= The exercise =
Of all the lines in the records, how many hold the word "JSON"? Answer with the number only.
::: Material for this task
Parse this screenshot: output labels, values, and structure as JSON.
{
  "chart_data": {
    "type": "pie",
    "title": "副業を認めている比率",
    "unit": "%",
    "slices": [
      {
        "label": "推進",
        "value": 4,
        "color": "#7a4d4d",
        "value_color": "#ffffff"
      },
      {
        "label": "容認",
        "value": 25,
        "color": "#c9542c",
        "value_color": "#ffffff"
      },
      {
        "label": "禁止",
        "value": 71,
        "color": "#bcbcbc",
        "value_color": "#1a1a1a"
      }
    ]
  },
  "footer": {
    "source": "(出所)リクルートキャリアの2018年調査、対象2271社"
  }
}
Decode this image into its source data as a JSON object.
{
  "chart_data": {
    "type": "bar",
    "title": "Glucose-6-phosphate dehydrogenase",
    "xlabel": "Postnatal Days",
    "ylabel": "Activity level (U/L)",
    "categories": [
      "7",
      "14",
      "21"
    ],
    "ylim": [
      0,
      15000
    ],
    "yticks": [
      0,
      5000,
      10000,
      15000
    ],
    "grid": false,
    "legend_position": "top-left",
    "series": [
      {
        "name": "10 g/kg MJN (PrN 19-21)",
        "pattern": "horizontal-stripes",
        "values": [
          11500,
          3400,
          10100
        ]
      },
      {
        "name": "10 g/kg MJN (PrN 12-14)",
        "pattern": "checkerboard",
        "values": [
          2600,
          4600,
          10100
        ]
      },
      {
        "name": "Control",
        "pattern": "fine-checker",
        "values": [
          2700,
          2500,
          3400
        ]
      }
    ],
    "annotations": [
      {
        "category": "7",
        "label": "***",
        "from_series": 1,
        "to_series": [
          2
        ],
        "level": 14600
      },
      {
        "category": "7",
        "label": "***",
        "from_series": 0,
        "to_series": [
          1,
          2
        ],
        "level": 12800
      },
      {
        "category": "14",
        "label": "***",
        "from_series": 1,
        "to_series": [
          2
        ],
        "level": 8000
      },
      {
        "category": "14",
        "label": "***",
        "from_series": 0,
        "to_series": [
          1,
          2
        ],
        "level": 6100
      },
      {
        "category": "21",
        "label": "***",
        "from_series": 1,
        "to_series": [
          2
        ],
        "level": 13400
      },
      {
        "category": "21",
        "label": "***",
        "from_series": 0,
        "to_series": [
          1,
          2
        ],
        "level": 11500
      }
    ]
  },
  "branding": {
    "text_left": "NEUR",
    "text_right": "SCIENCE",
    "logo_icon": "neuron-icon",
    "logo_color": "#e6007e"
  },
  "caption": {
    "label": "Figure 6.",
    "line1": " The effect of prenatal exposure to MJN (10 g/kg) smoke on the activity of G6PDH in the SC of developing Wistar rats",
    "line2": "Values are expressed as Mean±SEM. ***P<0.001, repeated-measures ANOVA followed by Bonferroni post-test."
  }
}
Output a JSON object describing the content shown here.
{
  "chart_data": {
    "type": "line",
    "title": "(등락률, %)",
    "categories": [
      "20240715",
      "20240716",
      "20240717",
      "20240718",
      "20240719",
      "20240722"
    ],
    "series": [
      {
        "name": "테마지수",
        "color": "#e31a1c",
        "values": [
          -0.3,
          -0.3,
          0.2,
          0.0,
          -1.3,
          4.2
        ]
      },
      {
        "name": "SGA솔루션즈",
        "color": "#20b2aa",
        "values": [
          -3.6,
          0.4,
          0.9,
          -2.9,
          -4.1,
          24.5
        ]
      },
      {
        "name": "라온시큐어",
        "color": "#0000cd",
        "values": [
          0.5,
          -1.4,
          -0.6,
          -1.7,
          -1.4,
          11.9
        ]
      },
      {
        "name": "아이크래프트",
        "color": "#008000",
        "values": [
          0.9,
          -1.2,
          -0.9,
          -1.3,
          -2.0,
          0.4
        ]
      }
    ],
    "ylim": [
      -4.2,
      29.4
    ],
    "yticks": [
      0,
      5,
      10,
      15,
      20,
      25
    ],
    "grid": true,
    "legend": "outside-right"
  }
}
::::::
= Reply to the exercise =
3